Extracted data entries
[START]

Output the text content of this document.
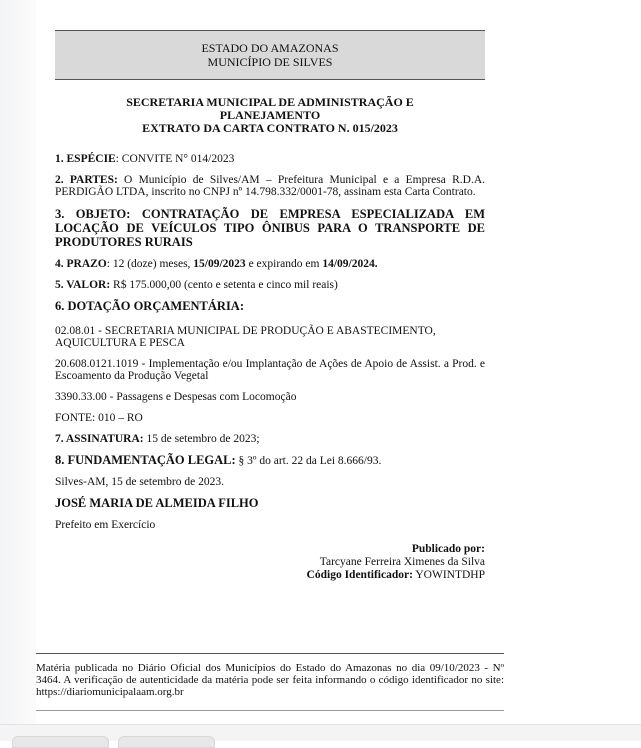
ESTADO DO AMAZONAS
MUNICÍPIO DE SILVES
SECRETARIA MUNICIPAL DE ADMINISTRAÇÃO E PLANEJAMENTO
EXTRATO DA CARTA CONTRATO N. 015/2023

1. ESPÉCIE: CONVITE N° 014/2023

2. PARTES: O Município de Silves/AM – Prefeitura Municipal e a Empresa R.D.A. PERDIGÃO LTDA, inscrito no CNPJ nº 14.798.332/0001-78, assinam esta Carta Contrato.

3. OBJETO: CONTRATAÇÃO DE EMPRESA ESPECIALIZADA EM LOCAÇÃO DE VEÍCULOS TIPO ÔNIBUS PARA O TRANSPORTE DE PRODUTORES RURAIS

4. PRAZO: 12 (doze) meses, 15/09/2023 e expirando em 14/09/2024.

5. VALOR: R$ 175.000,00 (cento e setenta e cinco mil reais)

6. DOTAÇÃO ORÇAMENTÁRIA:

02.08.01 - SECRETARIA MUNICIPAL DE PRODUÇÃO E ABASTECIMENTO, AQUICULTURA E PESCA

20.608.0121.1019 - Implementação e/ou Implantação de Ações de Apoio de Assist. a Prod. e Escoamento da Produção Vegetal

3390.33.00 - Passagens e Despesas com Locomoção

FONTE: 010 – RO

7. ASSINATURA: 15 de setembro de 2023;

8. FUNDAMENTAÇÃO LEGAL: § 3º do art. 22 da Lei 8.666/93.

Silves-AM, 15 de setembro de 2023.

JOSÉ MARIA DE ALMEIDA FILHO

Prefeito em Exercício

Publicado por:
Tarcyane Ferreira Ximenes da Silva
Código Identificador: YOWINTDHP
Matéria publicada no Diário Oficial dos Municípios do Estado do Amazonas no dia 09/10/2023 - Nº 3464. A verificação de autenticidade da matéria pode ser feita informando o código identificador no site: https://diariomunicipalaam.org.br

[END]

Exercise prompt
Go through the listing above and locate each line that holds the word "SECRETARIA". Copy those lines.

Task answer
SECRETARIA MUNICIPAL DE ADMINISTRAÇÃO E PLANEJAMENTO
02.08.01 - SECRETARIA MUNICIPAL DE PRODUÇÃO E ABASTECIMENTO, AQUICULTURA E PESCA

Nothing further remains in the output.